# Supplied records
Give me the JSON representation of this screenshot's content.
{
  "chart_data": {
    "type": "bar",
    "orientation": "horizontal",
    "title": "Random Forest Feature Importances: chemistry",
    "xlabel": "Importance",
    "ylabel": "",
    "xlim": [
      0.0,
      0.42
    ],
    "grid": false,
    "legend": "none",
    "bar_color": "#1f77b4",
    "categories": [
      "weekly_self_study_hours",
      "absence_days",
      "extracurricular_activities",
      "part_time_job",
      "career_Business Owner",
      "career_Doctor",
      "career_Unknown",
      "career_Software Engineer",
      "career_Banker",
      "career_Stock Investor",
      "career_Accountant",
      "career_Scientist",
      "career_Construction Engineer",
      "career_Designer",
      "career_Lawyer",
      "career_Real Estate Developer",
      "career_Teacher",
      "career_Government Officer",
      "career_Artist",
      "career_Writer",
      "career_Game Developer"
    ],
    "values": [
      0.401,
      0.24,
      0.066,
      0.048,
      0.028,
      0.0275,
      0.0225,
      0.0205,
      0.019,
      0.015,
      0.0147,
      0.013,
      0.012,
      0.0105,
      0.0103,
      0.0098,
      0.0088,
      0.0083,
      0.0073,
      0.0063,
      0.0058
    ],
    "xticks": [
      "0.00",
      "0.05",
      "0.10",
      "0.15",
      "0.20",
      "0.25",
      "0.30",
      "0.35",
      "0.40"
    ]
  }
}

# Written problem
Which lines include the word "Engineer"? List them all.

# Solution
      "career_Software Engineer",
      "career_Construction Engineer",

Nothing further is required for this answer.